__Task objective__: Without further comment, state how many lines in the listing below contain the word "Margin".

__Dataset listings of figures__:
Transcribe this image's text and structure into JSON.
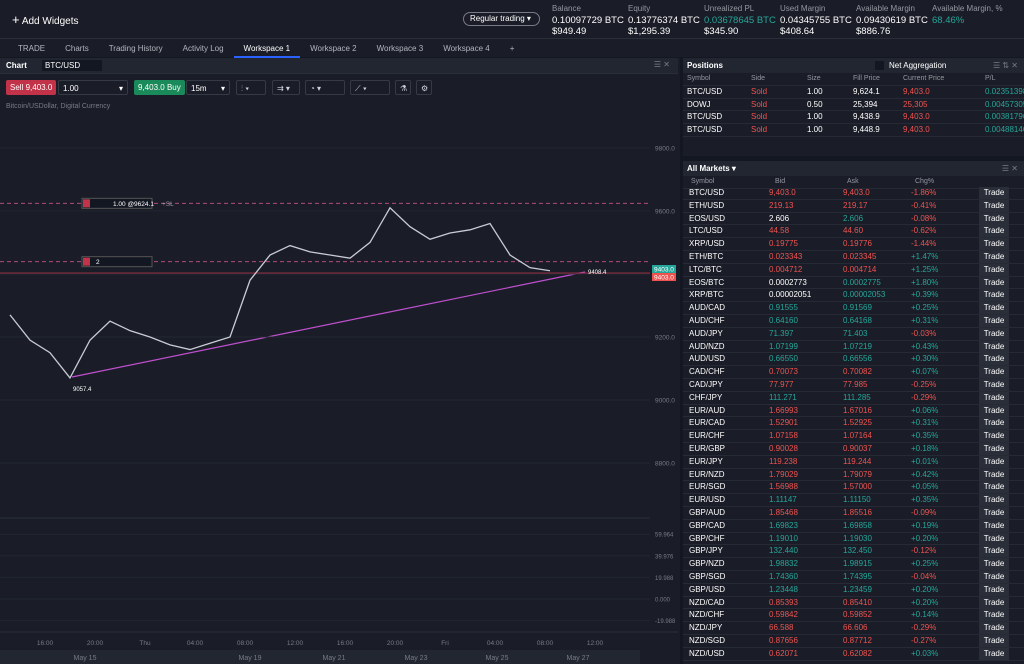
{
  "header": {
    "add_widgets": "Add Widgets",
    "mode": "Regular trading",
    "stats": [
      {
        "label": "Balance",
        "btc": "0.10097729 BTC",
        "usd": "$949.49"
      },
      {
        "label": "Equity",
        "btc": "0.13776374 BTC",
        "usd": "$1,295.39"
      },
      {
        "label": "Unrealized PL",
        "btc": "0.03678645 BTC",
        "usd": "$345.90",
        "tone": "up"
      },
      {
        "label": "Used Margin",
        "btc": "0.04345755 BTC",
        "usd": "$408.64"
      },
      {
        "label": "Available Margin",
        "btc": "0.09430619 BTC",
        "usd": "$886.76"
      },
      {
        "label": "Available Margin, %",
        "btc": "68.46%",
        "tone": "up"
      }
    ]
  },
  "tabs": [
    {
      "label": "TRADE"
    },
    {
      "label": "Charts"
    },
    {
      "label": "Trading History"
    },
    {
      "label": "Activity Log"
    },
    {
      "label": "Workspace 1",
      "active": true
    },
    {
      "label": "Workspace 2"
    },
    {
      "label": "Workspace 3"
    },
    {
      "label": "Workspace 4"
    }
  ],
  "chart_panel": {
    "title": "Chart",
    "symbol": "BTC/USD",
    "sell_label": "Sell",
    "sell_price": "9,403.0",
    "quantity": "1.00",
    "buy_price": "9,403.0",
    "buy_label": "Buy",
    "interval": "15m"
  },
  "chart_data": {
    "type": "line",
    "subtitle": "Bitcoin/USDollar, Digital Currency",
    "color": "#c9ccd6",
    "values": [
      9270,
      9190,
      9150,
      9070,
      9190,
      9250,
      9220,
      9200,
      9175,
      9160,
      9180,
      9200,
      9380,
      9460,
      9490,
      9470,
      9460,
      9450,
      9500,
      9610,
      9550,
      9510,
      9530,
      9540,
      9560,
      9460,
      9420,
      9410
    ],
    "ylim": [
      8635,
      9952
    ],
    "yticks": [
      {
        "value": 8800,
        "label": "8800.0"
      },
      {
        "value": 9000,
        "label": "9000.0"
      },
      {
        "value": 9200,
        "label": "9200.0"
      },
      {
        "value": 9400,
        "label": "9400.0"
      },
      {
        "value": 9600,
        "label": "9600.0"
      },
      {
        "value": 9800,
        "label": "9800.0"
      }
    ],
    "price_tags": [
      {
        "value": 9403,
        "label": "9403.0",
        "color": "#26a69a"
      },
      {
        "value": 9403,
        "label": "9403.0",
        "color": "#ef5350"
      }
    ],
    "low_label": {
      "value": 9057.4,
      "label": "9057.4"
    },
    "trend_label": {
      "value": 9408.4,
      "label": "9408.4"
    },
    "order_lines": [
      {
        "price": 9624.1,
        "text": "1.00 @9624.1",
        "tag": "+SL"
      },
      {
        "price": 9438.9,
        "text": "2"
      }
    ],
    "time_labels": [
      "16:00",
      "20:00",
      "Thu",
      "04:00",
      "08:00",
      "12:00",
      "16:00",
      "20:00",
      "Fri",
      "04:00",
      "08:00",
      "12:00"
    ],
    "nav_labels": [
      "May 15",
      "May 19",
      "May 21",
      "May 23",
      "May 25",
      "May 27"
    ],
    "oscillator": {
      "ylim": [
        -26.8,
        73.1
      ],
      "yticks": [
        -19.988,
        {
          "value": 0,
          "label": "0.000"
        },
        19.988,
        39.976,
        59.964
      ]
    }
  },
  "positions": {
    "title": "Positions",
    "toggle": "Net Aggregation",
    "columns": [
      "Symbol",
      "Side",
      "Size",
      "Fill Price",
      "Current Price",
      "P/L"
    ],
    "rows": [
      [
        "BTC/USD",
        "Sold",
        "1.00",
        "9,624.1",
        "9,403.0",
        "0.02351398"
      ],
      [
        "DOWJ",
        "Sold",
        "0.50",
        "25,394",
        "25,305",
        "0.00457305"
      ],
      [
        "BTC/USD",
        "Sold",
        "1.00",
        "9,438.9",
        "9,403.0",
        "0.00381796"
      ],
      [
        "BTC/USD",
        "Sold",
        "1.00",
        "9,448.9",
        "9,403.0",
        "0.00488146"
      ]
    ]
  },
  "markets": {
    "title": "All Markets",
    "columns": [
      "Symbol",
      "Bid",
      "Ask",
      "Chg%"
    ],
    "action": "Trade",
    "rows": [
      {
        "symbol": "BTC/USD",
        "bid": "9,403.0",
        "ask": "9,403.0",
        "change": "-1.86%",
        "tick": "dn"
      },
      {
        "symbol": "ETH/USD",
        "bid": "219.13",
        "ask": "219.17",
        "change": "-0.41%",
        "tick": "dn"
      },
      {
        "symbol": "EOS/USD",
        "bid": "2.606",
        "ask": "2.606",
        "change": "-0.08%",
        "tick": "fl"
      },
      {
        "symbol": "LTC/USD",
        "bid": "44.58",
        "ask": "44.60",
        "change": "-0.62%",
        "tick": "dn"
      },
      {
        "symbol": "XRP/USD",
        "bid": "0.19775",
        "ask": "0.19776",
        "change": "-1.44%",
        "tick": "dn"
      },
      {
        "symbol": "ETH/BTC",
        "bid": "0.023343",
        "ask": "0.023345",
        "change": "+1.47%",
        "tick": "dn"
      },
      {
        "symbol": "LTC/BTC",
        "bid": "0.004712",
        "ask": "0.004714",
        "change": "+1.25%",
        "tick": "dn"
      },
      {
        "symbol": "EOS/BTC",
        "bid": "0.0002773",
        "ask": "0.0002775",
        "change": "+1.80%",
        "tick": "fl"
      },
      {
        "symbol": "XRP/BTC",
        "bid": "0.00002051",
        "ask": "0.00002053",
        "change": "+0.39%",
        "tick": "fl"
      },
      {
        "symbol": "AUD/CAD",
        "bid": "0.91555",
        "ask": "0.91569",
        "change": "+0.25%",
        "tick": "up"
      },
      {
        "symbol": "AUD/CHF",
        "bid": "0.64160",
        "ask": "0.64168",
        "change": "+0.31%",
        "tick": "up"
      },
      {
        "symbol": "AUD/JPY",
        "bid": "71.397",
        "ask": "71.403",
        "change": "-0.03%",
        "tick": "up"
      },
      {
        "symbol": "AUD/NZD",
        "bid": "1.07199",
        "ask": "1.07219",
        "change": "+0.43%",
        "tick": "up"
      },
      {
        "symbol": "AUD/USD",
        "bid": "0.66550",
        "ask": "0.66556",
        "change": "+0.30%",
        "tick": "up"
      },
      {
        "symbol": "CAD/CHF",
        "bid": "0.70073",
        "ask": "0.70082",
        "change": "+0.07%",
        "tick": "dn"
      },
      {
        "symbol": "CAD/JPY",
        "bid": "77.977",
        "ask": "77.985",
        "change": "-0.25%",
        "tick": "dn"
      },
      {
        "symbol": "CHF/JPY",
        "bid": "111.271",
        "ask": "111.285",
        "change": "-0.29%",
        "tick": "up"
      },
      {
        "symbol": "EUR/AUD",
        "bid": "1.66993",
        "ask": "1.67016",
        "change": "+0.06%",
        "tick": "dn"
      },
      {
        "symbol": "EUR/CAD",
        "bid": "1.52901",
        "ask": "1.52925",
        "change": "+0.31%",
        "tick": "dn"
      },
      {
        "symbol": "EUR/CHF",
        "bid": "1.07158",
        "ask": "1.07164",
        "change": "+0.35%",
        "tick": "dn"
      },
      {
        "symbol": "EUR/GBP",
        "bid": "0.90028",
        "ask": "0.90037",
        "change": "+0.18%",
        "tick": "dn"
      },
      {
        "symbol": "EUR/JPY",
        "bid": "119.238",
        "ask": "119.244",
        "change": "+0.01%",
        "tick": "dn"
      },
      {
        "symbol": "EUR/NZD",
        "bid": "1.79029",
        "ask": "1.79079",
        "change": "+0.42%",
        "tick": "dn"
      },
      {
        "symbol": "EUR/SGD",
        "bid": "1.56988",
        "ask": "1.57000",
        "change": "+0.05%",
        "tick": "dn"
      },
      {
        "symbol": "EUR/USD",
        "bid": "1.11147",
        "ask": "1.11150",
        "change": "+0.35%",
        "tick": "up"
      },
      {
        "symbol": "GBP/AUD",
        "bid": "1.85468",
        "ask": "1.85516",
        "change": "-0.09%",
        "tick": "dn"
      },
      {
        "symbol": "GBP/CAD",
        "bid": "1.69823",
        "ask": "1.69858",
        "change": "+0.19%",
        "tick": "up"
      },
      {
        "symbol": "GBP/CHF",
        "bid": "1.19010",
        "ask": "1.19030",
        "change": "+0.20%",
        "tick": "up"
      },
      {
        "symbol": "GBP/JPY",
        "bid": "132.440",
        "ask": "132.450",
        "change": "-0.12%",
        "tick": "up"
      },
      {
        "symbol": "GBP/NZD",
        "bid": "1.98832",
        "ask": "1.98915",
        "change": "+0.25%",
        "tick": "up"
      },
      {
        "symbol": "GBP/SGD",
        "bid": "1.74360",
        "ask": "1.74395",
        "change": "-0.04%",
        "tick": "up"
      },
      {
        "symbol": "GBP/USD",
        "bid": "1.23448",
        "ask": "1.23459",
        "change": "+0.20%",
        "tick": "up"
      },
      {
        "symbol": "NZD/CAD",
        "bid": "0.85393",
        "ask": "0.85410",
        "change": "+0.20%",
        "tick": "dn"
      },
      {
        "symbol": "NZD/CHF",
        "bid": "0.59842",
        "ask": "0.59852",
        "change": "+0.14%",
        "tick": "dn"
      },
      {
        "symbol": "NZD/JPY",
        "bid": "66.588",
        "ask": "66.606",
        "change": "-0.29%",
        "tick": "dn"
      },
      {
        "symbol": "NZD/SGD",
        "bid": "0.87656",
        "ask": "0.87712",
        "change": "-0.27%",
        "tick": "dn"
      },
      {
        "symbol": "NZD/USD",
        "bid": "0.62071",
        "ask": "0.62082",
        "change": "+0.03%",
        "tick": "dn"
      }
    ]
  }
}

__Result of this exercise__: 3